(Stored records)

=== Section Start ===

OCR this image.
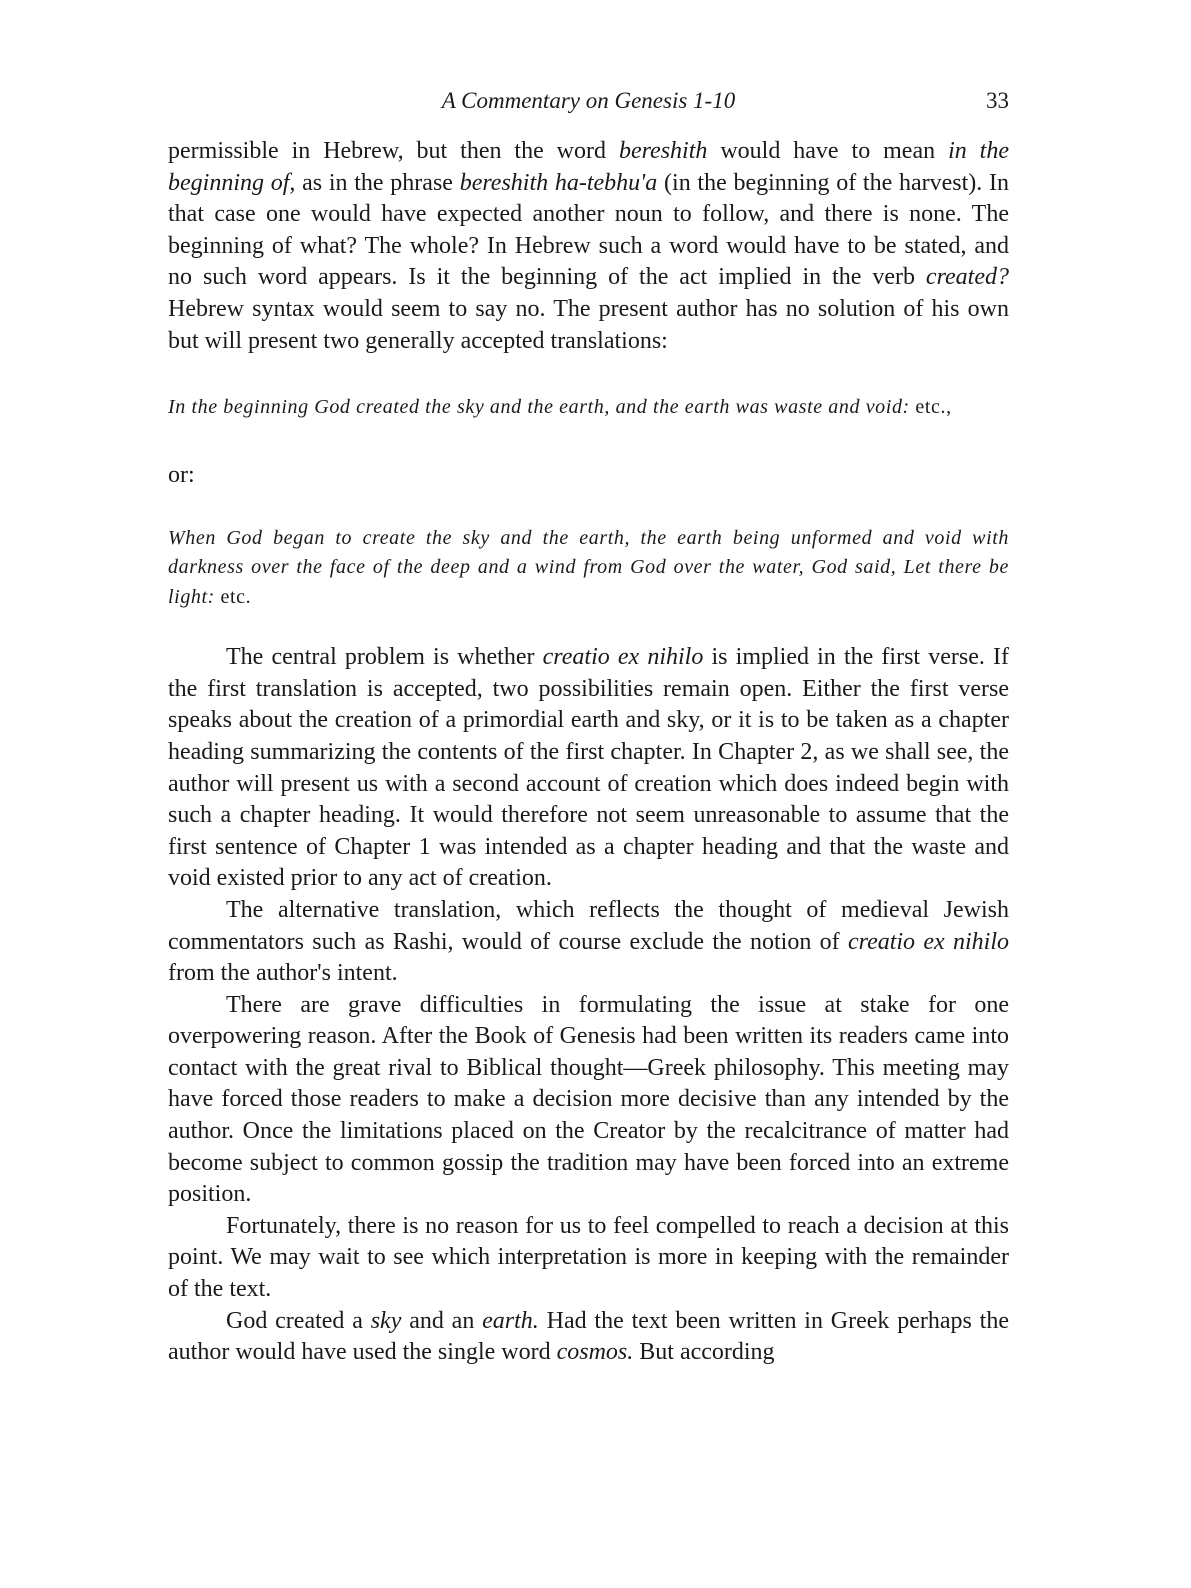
A Commentary on Genesis 1-10	33

permissible in Hebrew, but then the word bereshith would have to mean in the beginning of, as in the phrase bereshith ha-tebhu'a (in the beginning of the harvest). In that case one would have expected another noun to follow, and there is none. The beginning of what? The whole? In Hebrew such a word would have to be stated, and no such word appears. Is it the beginning of the act implied in the verb created? Hebrew syntax would seem to say no. The present author has no solution of his own but will present two generally accepted translations:

In the beginning God created the sky and the earth, and the earth was waste and void: etc.,

or:

When God began to create the sky and the earth, the earth being unformed and void with darkness over the face of the deep and a wind from God over the water, God said, Let there be light: etc.

The central problem is whether creatio ex nihilo is implied in the first verse. If the first translation is accepted, two possibilities remain open. Either the first verse speaks about the creation of a primordial earth and sky, or it is to be taken as a chapter heading summarizing the contents of the first chapter. In Chapter 2, as we shall see, the author will present us with a second account of creation which does indeed begin with such a chapter heading. It would therefore not seem unreasonable to assume that the first sentence of Chapter 1 was intended as a chapter heading and that the waste and void existed prior to any act of creation.

The alternative translation, which reflects the thought of medieval Jewish commentators such as Rashi, would of course exclude the notion of creatio ex nihilo from the author's intent.

There are grave difficulties in formulating the issue at stake for one overpowering reason. After the Book of Genesis had been written its readers came into contact with the great rival to Biblical thought—Greek philosophy. This meeting may have forced those readers to make a decision more decisive than any intended by the author. Once the limitations placed on the Creator by the recalcitrance of matter had become subject to common gossip the tradition may have been forced into an extreme position.

Fortunately, there is no reason for us to feel compelled to reach a decision at this point. We may wait to see which interpretation is more in keeping with the remainder of the text.

God created a sky and an earth. Had the text been written in Greek perhaps the author would have used the single word cosmos. But according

=== Section End ===

Your goal -> Scan the records above for the word "Greek". Show each line in which it appears.

Result for this exercise ->
There are grave difficulties in formulating the issue at stake for one overpowering reason. After the Book of Genesis had been written its readers came into contact with the great rival to Biblical thought—Greek philosophy. This meeting may have forced those readers to make a decision more decisive than any intended by the author. Once the limitations placed on the Creator by the recalcitrance of matter had become subject to common gossip the tradition may have been forced into an extreme position.
God created a sky and an earth. Had the text been written in Greek perhaps the author would have used the single word cosmos. But according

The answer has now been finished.